__Do this__:
Read the lines that follow and pick out every one containing the word "的内容是什么".

----- Stored data -----

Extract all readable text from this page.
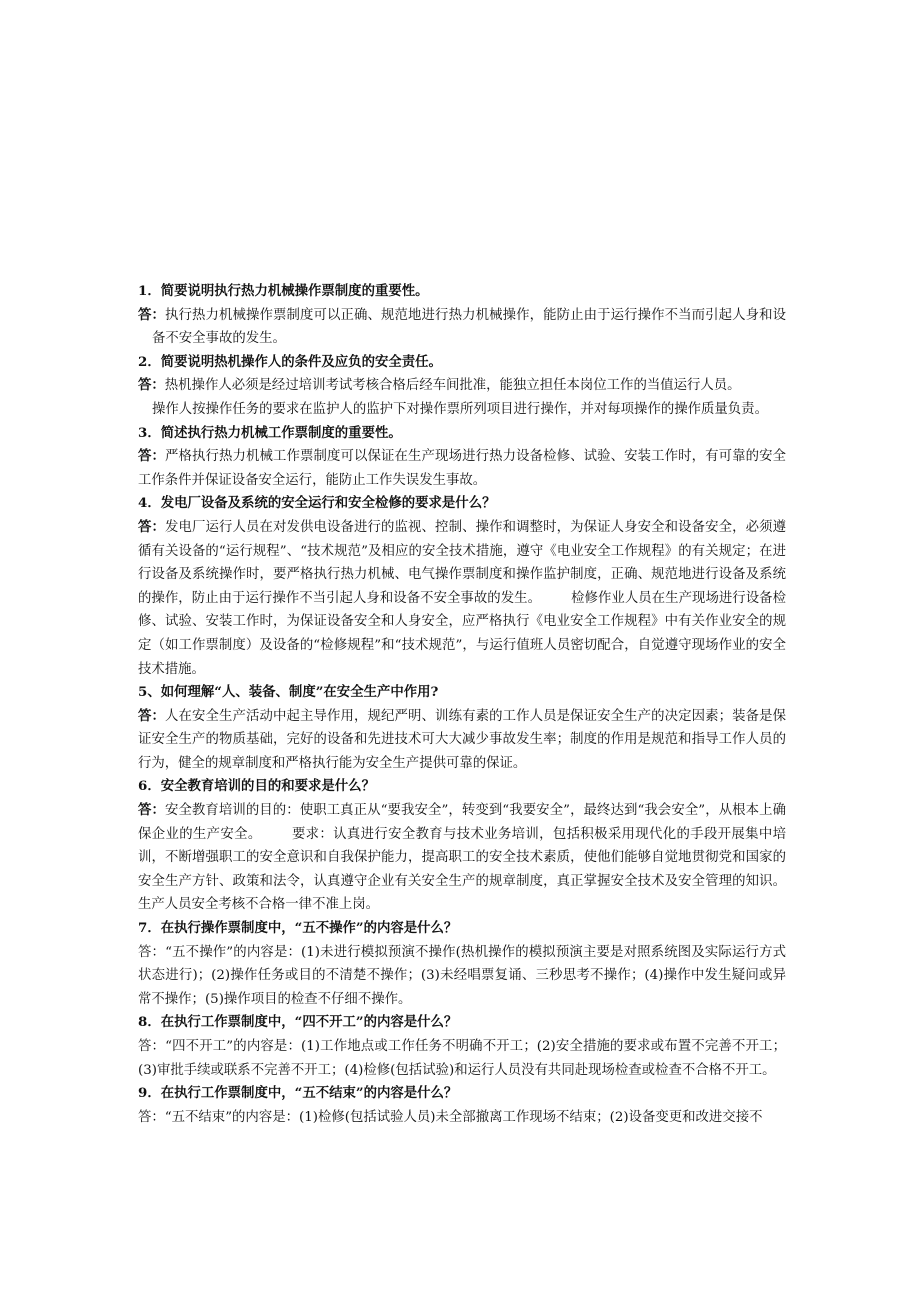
1．简要说明执行热力机械操作票制度的重要性。
答：执行热力机械操作票制度可以正确、规范地进行热力机械操作，能防止由于运行操作不当而引起人身和设备不安全事故的发生。
2．简要说明热机操作人的条件及应负的安全责任。
答：热机操作人必须是经过培训考试考核合格后经车间批准，能独立担任本岗位工作的当值运行人员。
操作人按操作任务的要求在监护人的监护下对操作票所列项目进行操作，并对每项操作的操作质量负责。
3．简述执行热力机械工作票制度的重要性。
答：严格执行热力机械工作票制度可以保证在生产现场进行热力设备检修、试验、安装工作时，有可靠的安全工作条件并保证设备安全运行，能防止工作失误发生事故。
4．发电厂设备及系统的安全运行和安全检修的要求是什么？
答：发电厂运行人员在对发供电设备进行的监视、控制、操作和调整时，为保证人身安全和设备安全，必须遵循有关设备的“运行规程”、“技术规范”及相应的安全技术措施，遵守《电业安全工作规程》的有关规定；在进行设备及系统操作时，要严格执行热力机械、电气操作票制度和操作监护制度，正确、规范地进行设备及系统的操作，防止由于运行操作不当引起人身和设备不安全事故的发生。 检修作业人员在生产现场进行设备检修、试验、安装工作时，为保证设备安全和人身安全，应严格执行《电业安全工作规程》中有关作业安全的规定（如工作票制度）及设备的“检修规程”和“技术规范”，与运行值班人员密切配合，自觉遵守现场作业的安全技术措施。
5、如何理解“人、装备、制度”在安全生产中作用?
答：人在安全生产活动中起主导作用，规纪严明、训练有素的工作人员是保证安全生产的决定因素；装备是保证安全生产的物质基础，完好的设备和先进技术可大大减少事故发生率；制度的作用是规范和指导工作人员的行为，健全的规章制度和严格执行能为安全生产提供可靠的保证。
6．安全教育培训的目的和要求是什么？
答：安全教育培训的目的：使职工真正从“要我安全”，转变到“我要安全”，最终达到“我会安全”，从根本上确保企业的生产安全。 要求：认真进行安全教育与技术业务培训，包括积极采用现代化的手段开展集中培训，不断增强职工的安全意识和自我保护能力，提高职工的安全技术素质，使他们能够自觉地贯彻党和国家的安全生产方针、政策和法令，认真遵守企业有关安全生产的规章制度，真正掌握安全技术及安全管理的知识。生产人员安全考核不合格一律不准上岗。
7．在执行操作票制度中，“五不操作”的内容是什么？
答：“五不操作”的内容是：(1)未进行模拟预演不操作(热机操作的模拟预演主要是对照系统图及实际运行方式状态进行)；(2)操作任务或目的不清楚不操作；(3)未经唱票复诵、三秒思考不操作；(4)操作中发生疑问或异常不操作；(5)操作项目的检查不仔细不操作。
8．在执行工作票制度中，“四不开工”的内容是什么？
答：“四不开工”的内容是：(1)工作地点或工作任务不明确不开工；(2)安全措施的要求或布置不完善不开工；(3)审批手续或联系不完善不开工；(4)检修(包括试验)和运行人员没有共同赴现场检查或检查不合格不开工。
9．在执行工作票制度中，“五不结束”的内容是什么？
答：“五不结束”的内容是：(1)检修(包括试验人员)未全部撤离工作现场不结束；(2)设备变更和改进交接不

-----

__Full answer__:
7．在执行操作票制度中，“五不操作”的内容是什么？
8．在执行工作票制度中，“四不开工”的内容是什么？
9．在执行工作票制度中，“五不结束”的内容是什么？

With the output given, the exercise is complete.